__Task requirements__
Return all the data below as it stands, minus the pictures.

__Information provided__

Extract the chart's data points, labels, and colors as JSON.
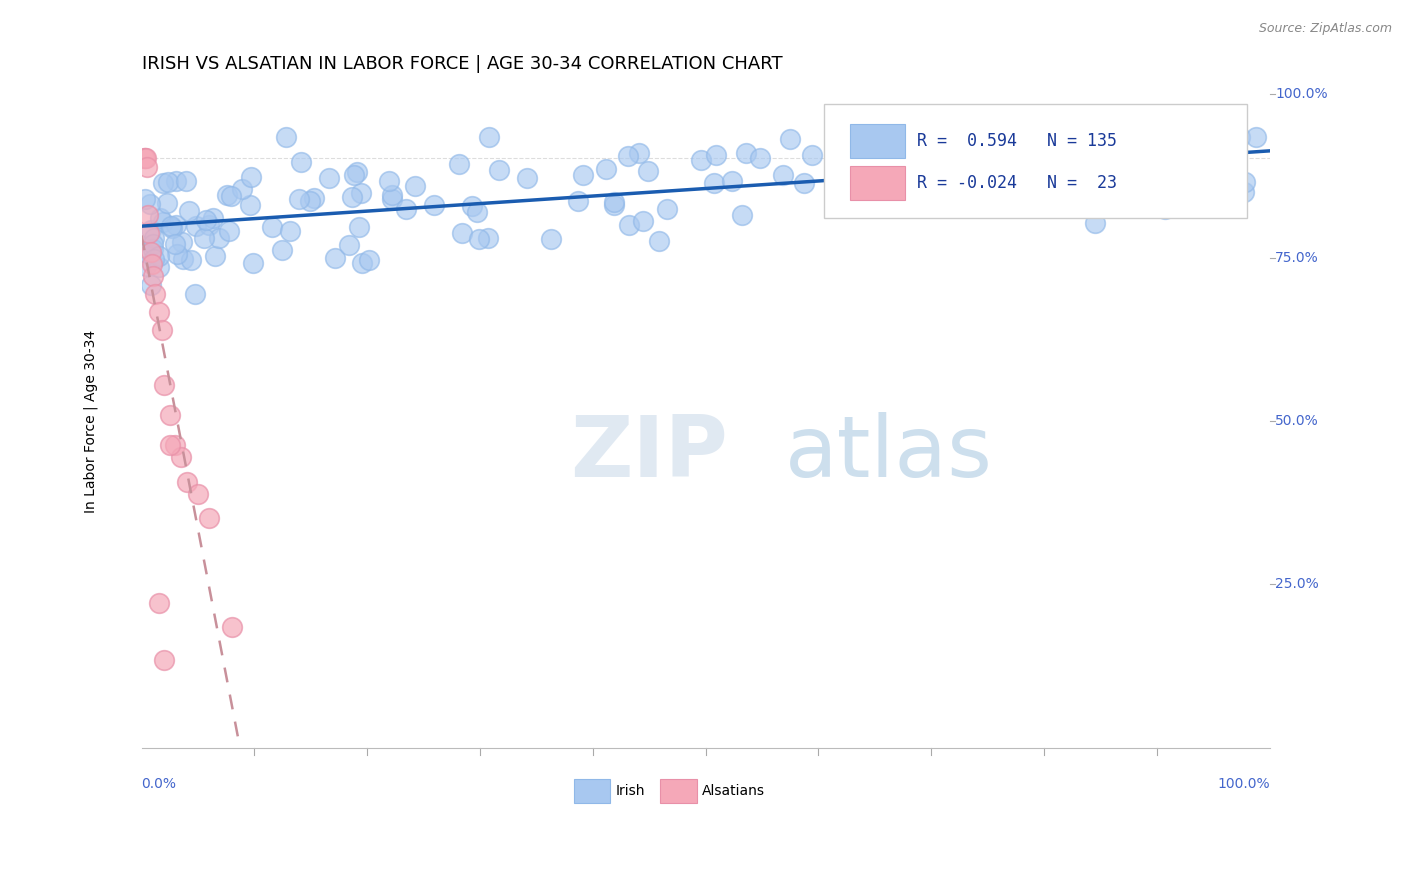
{
  "title": "IRISH VS ALSATIAN IN LABOR FORCE | AGE 30-34 CORRELATION CHART",
  "source": "Source: ZipAtlas.com",
  "ylabel": "In Labor Force | Age 30-34",
  "legend_irish_R": "0.594",
  "legend_irish_N": "135",
  "legend_alsatian_R": "-0.024",
  "legend_alsatian_N": "23",
  "irish_color": "#a8c8f0",
  "alsatian_color": "#f5a8b8",
  "irish_line_color": "#1a5cb0",
  "alsatian_line_color": "#c8909a",
  "watermark_zip": "ZIP",
  "watermark_atlas": "atlas",
  "xmin": 0.0,
  "xmax": 1.0,
  "ymin": 0.0,
  "ymax": 1.08,
  "title_fontsize": 13,
  "axis_label_fontsize": 10,
  "tick_fontsize": 10,
  "irish_x": [
    0.001,
    0.002,
    0.003,
    0.003,
    0.004,
    0.005,
    0.005,
    0.006,
    0.007,
    0.008,
    0.009,
    0.01,
    0.011,
    0.012,
    0.013,
    0.014,
    0.015,
    0.016,
    0.017,
    0.018,
    0.019,
    0.02,
    0.022,
    0.024,
    0.026,
    0.028,
    0.03,
    0.033,
    0.036,
    0.04,
    0.044,
    0.048,
    0.052,
    0.056,
    0.06,
    0.065,
    0.07,
    0.075,
    0.08,
    0.085,
    0.09,
    0.095,
    0.1,
    0.105,
    0.11,
    0.115,
    0.12,
    0.13,
    0.14,
    0.15,
    0.16,
    0.17,
    0.18,
    0.19,
    0.2,
    0.21,
    0.22,
    0.23,
    0.24,
    0.25,
    0.26,
    0.27,
    0.28,
    0.29,
    0.3,
    0.31,
    0.32,
    0.33,
    0.34,
    0.35,
    0.36,
    0.37,
    0.38,
    0.39,
    0.4,
    0.41,
    0.42,
    0.43,
    0.44,
    0.45,
    0.46,
    0.47,
    0.48,
    0.49,
    0.5,
    0.51,
    0.52,
    0.54,
    0.56,
    0.58,
    0.6,
    0.62,
    0.64,
    0.66,
    0.68,
    0.7,
    0.72,
    0.74,
    0.76,
    0.78,
    0.8,
    0.82,
    0.84,
    0.86,
    0.88,
    0.9,
    0.92,
    0.94,
    0.96,
    0.97,
    0.975,
    0.98,
    0.985,
    0.988,
    0.99,
    0.992,
    0.994,
    0.996,
    0.997,
    0.998,
    0.999,
    0.999,
    0.999,
    0.999,
    0.999,
    0.999,
    0.999,
    0.999,
    0.999,
    0.999,
    0.999,
    0.999,
    0.999,
    0.999,
    0.999
  ],
  "irish_y": [
    0.87,
    0.875,
    0.872,
    0.878,
    0.865,
    0.86,
    0.868,
    0.855,
    0.862,
    0.858,
    0.87,
    0.875,
    0.868,
    0.872,
    0.865,
    0.878,
    0.86,
    0.855,
    0.87,
    0.875,
    0.865,
    0.868,
    0.872,
    0.878,
    0.86,
    0.87,
    0.875,
    0.868,
    0.862,
    0.87,
    0.875,
    0.872,
    0.865,
    0.878,
    0.87,
    0.862,
    0.875,
    0.868,
    0.87,
    0.878,
    0.865,
    0.86,
    0.872,
    0.875,
    0.868,
    0.87,
    0.878,
    0.862,
    0.875,
    0.87,
    0.878,
    0.872,
    0.865,
    0.88,
    0.875,
    0.882,
    0.878,
    0.87,
    0.885,
    0.875,
    0.88,
    0.872,
    0.878,
    0.885,
    0.875,
    0.88,
    0.878,
    0.872,
    0.885,
    0.88,
    0.878,
    0.875,
    0.882,
    0.888,
    0.88,
    0.875,
    0.885,
    0.88,
    0.878,
    0.882,
    0.888,
    0.875,
    0.88,
    0.885,
    0.878,
    0.882,
    0.888,
    0.89,
    0.885,
    0.878,
    0.882,
    0.88,
    0.888,
    0.875,
    0.87,
    0.86,
    0.85,
    0.845,
    0.855,
    0.865,
    0.87,
    0.878,
    0.882,
    0.888,
    0.892,
    0.895,
    0.9,
    0.905,
    0.91,
    0.915,
    0.95,
    0.96,
    0.97,
    0.975,
    0.98,
    0.985,
    0.988,
    0.99,
    0.992,
    0.995,
    0.997,
    0.998,
    0.999,
    0.999,
    0.999,
    0.999,
    0.999,
    0.999,
    0.999,
    0.999,
    0.999,
    0.999,
    0.999,
    0.999,
    0.999
  ],
  "alsatian_x": [
    0.002,
    0.003,
    0.004,
    0.005,
    0.006,
    0.007,
    0.008,
    0.009,
    0.01,
    0.012,
    0.015,
    0.018,
    0.02,
    0.025,
    0.03,
    0.035,
    0.04,
    0.05,
    0.06,
    0.08,
    0.015,
    0.02,
    0.025
  ],
  "alsatian_y": [
    0.975,
    0.975,
    0.975,
    0.96,
    0.88,
    0.85,
    0.82,
    0.8,
    0.78,
    0.75,
    0.72,
    0.69,
    0.6,
    0.55,
    0.5,
    0.48,
    0.44,
    0.42,
    0.38,
    0.2,
    0.24,
    0.145,
    0.5
  ]
}
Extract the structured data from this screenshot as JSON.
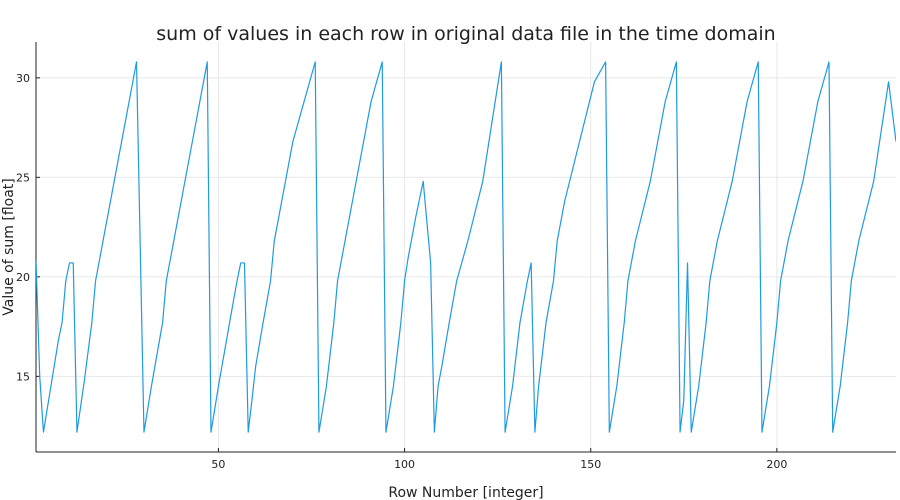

__Written response__
Extract the chart's data points, labels, and colors as JSON.
{
  "title": "IRISH VS ALSATIAN IN LABOR FORCE | AGE 30-34 CORRELATION CHART",
  "source": "Source: ZipAtlas.com",
  "ylabel": "In Labor Force | Age 30-34",
  "legend_irish_R": "0.594",
  "legend_irish_N": "135",
  "legend_alsatian_R": "-0.024",
  "legend_alsatian_N": "23",
  "irish_color": "#a8c8f0",
  "alsatian_color": "#f5a8b8",
  "irish_line_color": "#1a5cb0",
  "alsatian_line_color": "#c8909a",
  "watermark_zip": "ZIP",
  "watermark_atlas": "atlas",
  "xmin": 0.0,
  "xmax": 1.0,
  "ymin": 0.0,
  "ymax": 1.08,
  "title_fontsize": 13,
  "axis_label_fontsize": 10,
  "tick_fontsize": 10,
  "irish_x": [
    0.001,
    0.002,
    0.003,
    0.003,
    0.004,
    0.005,
    0.005,
    0.006,
    0.007,
    0.008,
    0.009,
    0.01,
    0.011,
    0.012,
    0.013,
    0.014,
    0.015,
    0.016,
    0.017,
    0.018,
    0.019,
    0.02,
    0.022,
    0.024,
    0.026,
    0.028,
    0.03,
    0.033,
    0.036,
    0.04,
    0.044,
    0.048,
    0.052,
    0.056,
    0.06,
    0.065,
    0.07,
    0.075,
    0.08,
    0.085,
    0.09,
    0.095,
    0.1,
    0.105,
    0.11,
    0.115,
    0.12,
    0.13,
    0.14,
    0.15,
    0.16,
    0.17,
    0.18,
    0.19,
    0.2,
    0.21,
    0.22,
    0.23,
    0.24,
    0.25,
    0.26,
    0.27,
    0.28,
    0.29,
    0.3,
    0.31,
    0.32,
    0.33,
    0.34,
    0.35,
    0.36,
    0.37,
    0.38,
    0.39,
    0.4,
    0.41,
    0.42,
    0.43,
    0.44,
    0.45,
    0.46,
    0.47,
    0.48,
    0.49,
    0.5,
    0.51,
    0.52,
    0.54,
    0.56,
    0.58,
    0.6,
    0.62,
    0.64,
    0.66,
    0.68,
    0.7,
    0.72,
    0.74,
    0.76,
    0.78,
    0.8,
    0.82,
    0.84,
    0.86,
    0.88,
    0.9,
    0.92,
    0.94,
    0.96,
    0.97,
    0.975,
    0.98,
    0.985,
    0.988,
    0.99,
    0.992,
    0.994,
    0.996,
    0.997,
    0.998,
    0.999,
    0.999,
    0.999,
    0.999,
    0.999,
    0.999,
    0.999,
    0.999,
    0.999,
    0.999,
    0.999,
    0.999,
    0.999,
    0.999,
    0.999
  ],
  "irish_y": [
    0.87,
    0.875,
    0.872,
    0.878,
    0.865,
    0.86,
    0.868,
    0.855,
    0.862,
    0.858,
    0.87,
    0.875,
    0.868,
    0.872,
    0.865,
    0.878,
    0.86,
    0.855,
    0.87,
    0.875,
    0.865,
    0.868,
    0.872,
    0.878,
    0.86,
    0.87,
    0.875,
    0.868,
    0.862,
    0.87,
    0.875,
    0.872,
    0.865,
    0.878,
    0.87,
    0.862,
    0.875,
    0.868,
    0.87,
    0.878,
    0.865,
    0.86,
    0.872,
    0.875,
    0.868,
    0.87,
    0.878,
    0.862,
    0.875,
    0.87,
    0.878,
    0.872,
    0.865,
    0.88,
    0.875,
    0.882,
    0.878,
    0.87,
    0.885,
    0.875,
    0.88,
    0.872,
    0.878,
    0.885,
    0.875,
    0.88,
    0.878,
    0.872,
    0.885,
    0.88,
    0.878,
    0.875,
    0.882,
    0.888,
    0.88,
    0.875,
    0.885,
    0.88,
    0.878,
    0.882,
    0.888,
    0.875,
    0.88,
    0.885,
    0.878,
    0.882,
    0.888,
    0.89,
    0.885,
    0.878,
    0.882,
    0.88,
    0.888,
    0.875,
    0.87,
    0.86,
    0.85,
    0.845,
    0.855,
    0.865,
    0.87,
    0.878,
    0.882,
    0.888,
    0.892,
    0.895,
    0.9,
    0.905,
    0.91,
    0.915,
    0.95,
    0.96,
    0.97,
    0.975,
    0.98,
    0.985,
    0.988,
    0.99,
    0.992,
    0.995,
    0.997,
    0.998,
    0.999,
    0.999,
    0.999,
    0.999,
    0.999,
    0.999,
    0.999,
    0.999,
    0.999,
    0.999,
    0.999,
    0.999,
    0.999
  ],
  "alsatian_x": [
    0.002,
    0.003,
    0.004,
    0.005,
    0.006,
    0.007,
    0.008,
    0.009,
    0.01,
    0.012,
    0.015,
    0.018,
    0.02,
    0.025,
    0.03,
    0.035,
    0.04,
    0.05,
    0.06,
    0.08,
    0.015,
    0.02,
    0.025
  ],
  "alsatian_y": [
    0.975,
    0.975,
    0.975,
    0.96,
    0.88,
    0.85,
    0.82,
    0.8,
    0.78,
    0.75,
    0.72,
    0.69,
    0.6,
    0.55,
    0.5,
    0.48,
    0.44,
    0.42,
    0.38,
    0.2,
    0.24,
    0.145,
    0.5
  ]
}
Extract the structured data from this screenshot as JSON.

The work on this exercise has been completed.